● Short exercise
State how many lines hold the string "name". Give the number and nothing else.

^^^^

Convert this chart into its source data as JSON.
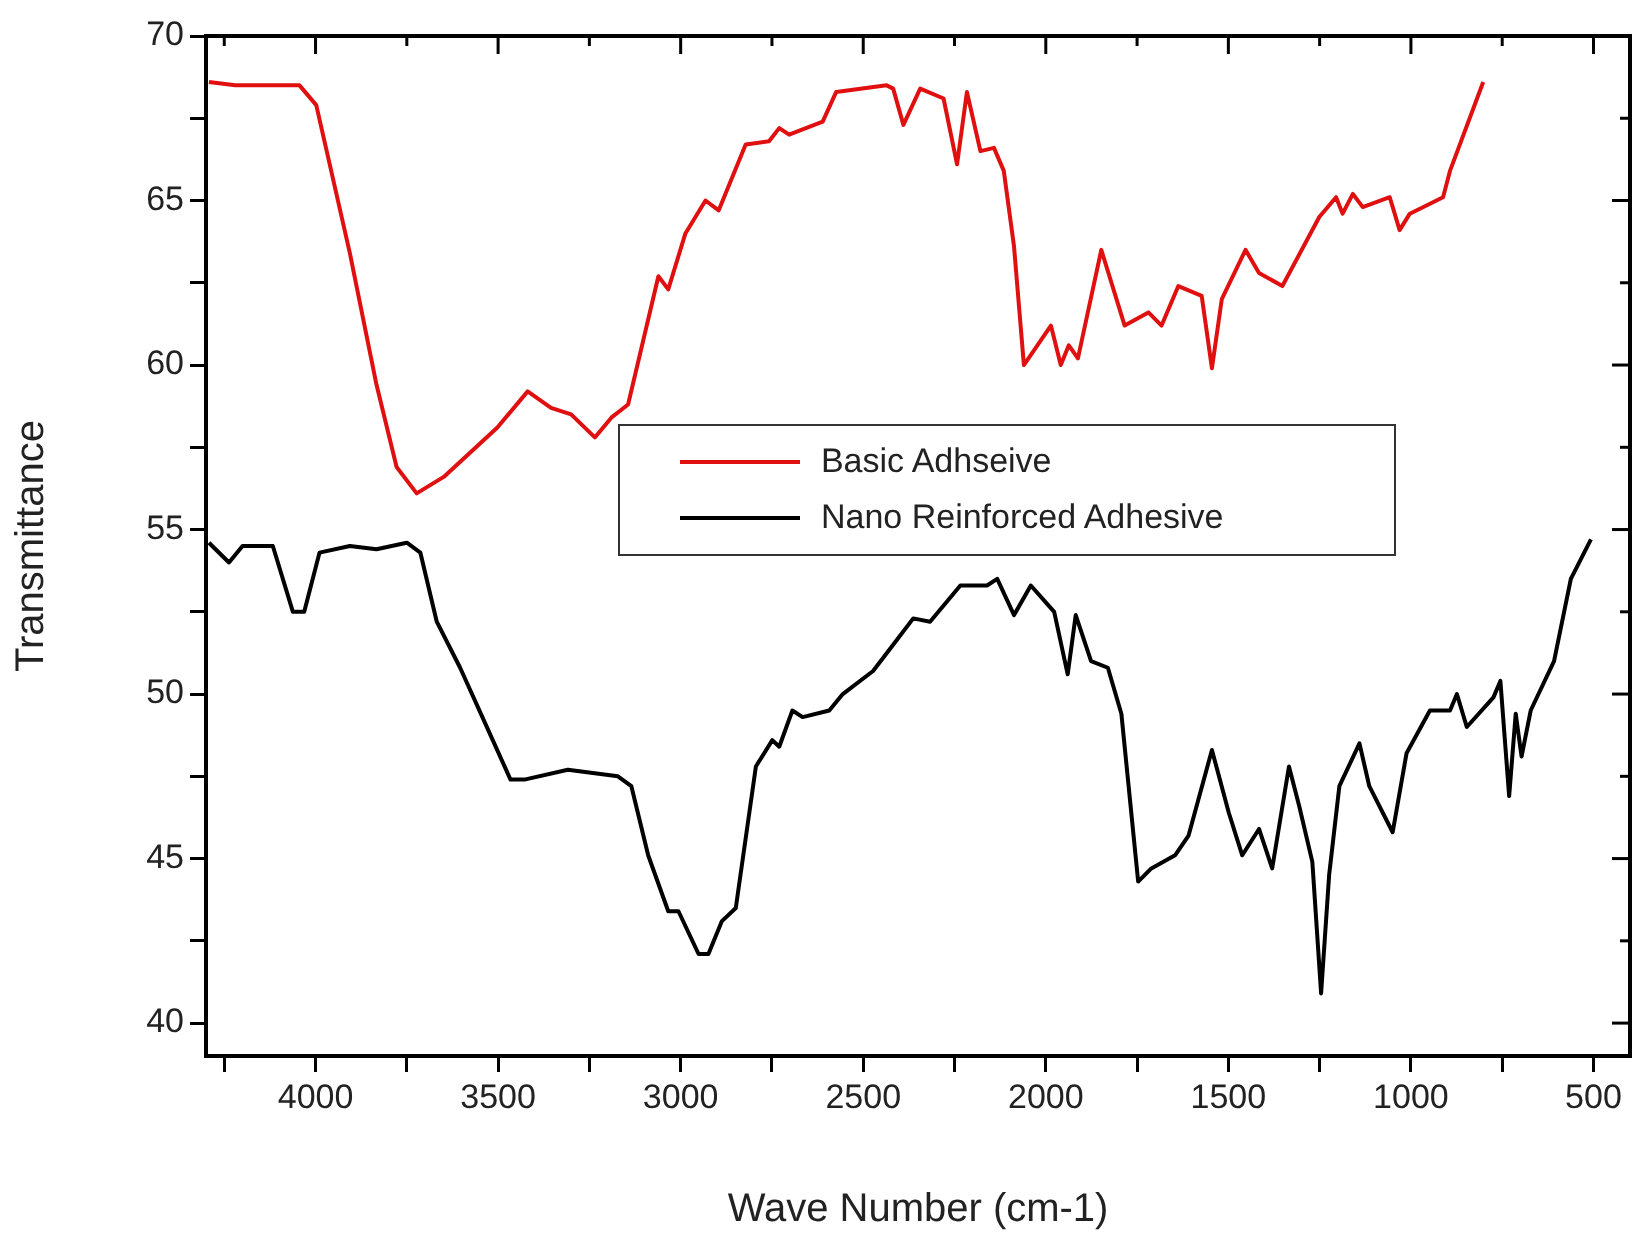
{
  "chart_data": {
    "type": "line",
    "xlabel": "Wave Number (cm-1)",
    "ylabel": "Transmittance",
    "xlim": [
      4300,
      400
    ],
    "xticks": [
      {
        "value": 4250,
        "label": null
      },
      4000,
      {
        "value": 3750,
        "label": null
      },
      3500,
      {
        "value": 3250,
        "label": null
      },
      3000,
      {
        "value": 2750,
        "label": null
      },
      2500,
      {
        "value": 2250,
        "label": null
      },
      2000,
      {
        "value": 1750,
        "label": null
      },
      1500,
      {
        "value": 1250,
        "label": null
      },
      1000,
      {
        "value": 750,
        "label": null
      },
      500
    ],
    "ylim": [
      39,
      70
    ],
    "yticks": [
      40,
      {
        "value": 42.5,
        "label": null
      },
      45,
      {
        "value": 47.5,
        "label": null
      },
      50,
      {
        "value": 52.5,
        "label": null
      },
      55,
      {
        "value": 57.5,
        "label": null
      },
      60,
      {
        "value": 62.5,
        "label": null
      },
      65,
      {
        "value": 67.5,
        "label": null
      },
      70
    ],
    "grid": false,
    "legend": "center",
    "marker": "none",
    "line_style": "solid",
    "series": [
      {
        "name": "Basic Adhseive",
        "color": "#e01010",
        "x": [
          4292,
          4220,
          4044,
          3998,
          3906,
          3833,
          3778,
          3723,
          3649,
          3502,
          3419,
          3355,
          3300,
          3235,
          3190,
          3144,
          3061,
          3034,
          2987,
          2932,
          2896,
          2822,
          2758,
          2730,
          2703,
          2611,
          2574,
          2436,
          2418,
          2390,
          2344,
          2280,
          2243,
          2216,
          2179,
          2142,
          2115,
          2087,
          2060,
          1986,
          1959,
          1937,
          1912,
          1848,
          1784,
          1719,
          1683,
          1637,
          1573,
          1545,
          1518,
          1453,
          1416,
          1352,
          1251,
          1205,
          1187,
          1159,
          1132,
          1058,
          1031,
          1003,
          912,
          893,
          802
        ],
        "values": [
          68.6,
          68.5,
          68.5,
          67.9,
          63.4,
          59.4,
          56.9,
          56.1,
          56.6,
          58.1,
          59.2,
          58.7,
          58.5,
          57.8,
          58.4,
          58.8,
          62.7,
          62.3,
          64.0,
          65.0,
          64.7,
          66.7,
          66.8,
          67.2,
          67.0,
          67.4,
          68.3,
          68.5,
          68.4,
          67.3,
          68.4,
          68.1,
          66.1,
          68.3,
          66.5,
          66.6,
          65.9,
          63.6,
          60.0,
          61.2,
          60.0,
          60.6,
          60.2,
          63.5,
          61.2,
          61.6,
          61.2,
          62.4,
          62.1,
          59.9,
          62.0,
          63.5,
          62.8,
          62.4,
          64.5,
          65.1,
          64.6,
          65.2,
          64.8,
          65.1,
          64.1,
          64.6,
          65.1,
          65.9,
          68.6
        ]
      },
      {
        "name": "Nano Reinforced Adhesive",
        "color": "#000000",
        "x": [
          4292,
          4237,
          4200,
          4117,
          4062,
          4031,
          3989,
          3906,
          3833,
          3750,
          3713,
          3668,
          3604,
          3539,
          3466,
          3428,
          3309,
          3172,
          3135,
          3089,
          3034,
          3006,
          2951,
          2924,
          2887,
          2849,
          2794,
          2749,
          2730,
          2694,
          2666,
          2593,
          2556,
          2473,
          2418,
          2363,
          2317,
          2234,
          2161,
          2133,
          2087,
          2041,
          1977,
          1940,
          1918,
          1876,
          1830,
          1793,
          1747,
          1711,
          1646,
          1609,
          1545,
          1499,
          1462,
          1416,
          1380,
          1334,
          1306,
          1270,
          1246,
          1224,
          1196,
          1141,
          1114,
          1050,
          1012,
          948,
          893,
          874,
          847,
          774,
          755,
          731,
          713,
          697,
          672,
          608,
          562,
          507
        ],
        "values": [
          54.6,
          54.0,
          54.5,
          54.5,
          52.5,
          52.5,
          54.3,
          54.5,
          54.4,
          54.6,
          54.3,
          52.2,
          50.8,
          49.2,
          47.4,
          47.4,
          47.7,
          47.5,
          47.2,
          45.1,
          43.4,
          43.4,
          42.1,
          42.1,
          43.1,
          43.5,
          47.8,
          48.6,
          48.4,
          49.5,
          49.3,
          49.5,
          50.0,
          50.7,
          51.5,
          52.3,
          52.2,
          53.3,
          53.3,
          53.5,
          52.4,
          53.3,
          52.5,
          50.6,
          52.4,
          51.0,
          50.8,
          49.4,
          44.3,
          44.7,
          45.1,
          45.7,
          48.3,
          46.4,
          45.1,
          45.9,
          44.7,
          47.8,
          46.6,
          44.9,
          40.9,
          44.5,
          47.2,
          48.5,
          47.2,
          45.8,
          48.2,
          49.5,
          49.5,
          50.0,
          49.0,
          49.9,
          50.4,
          46.9,
          49.4,
          48.1,
          49.5,
          51.0,
          53.5,
          54.7
        ]
      }
    ]
  }
}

^^^^

● Solution to the exercise
2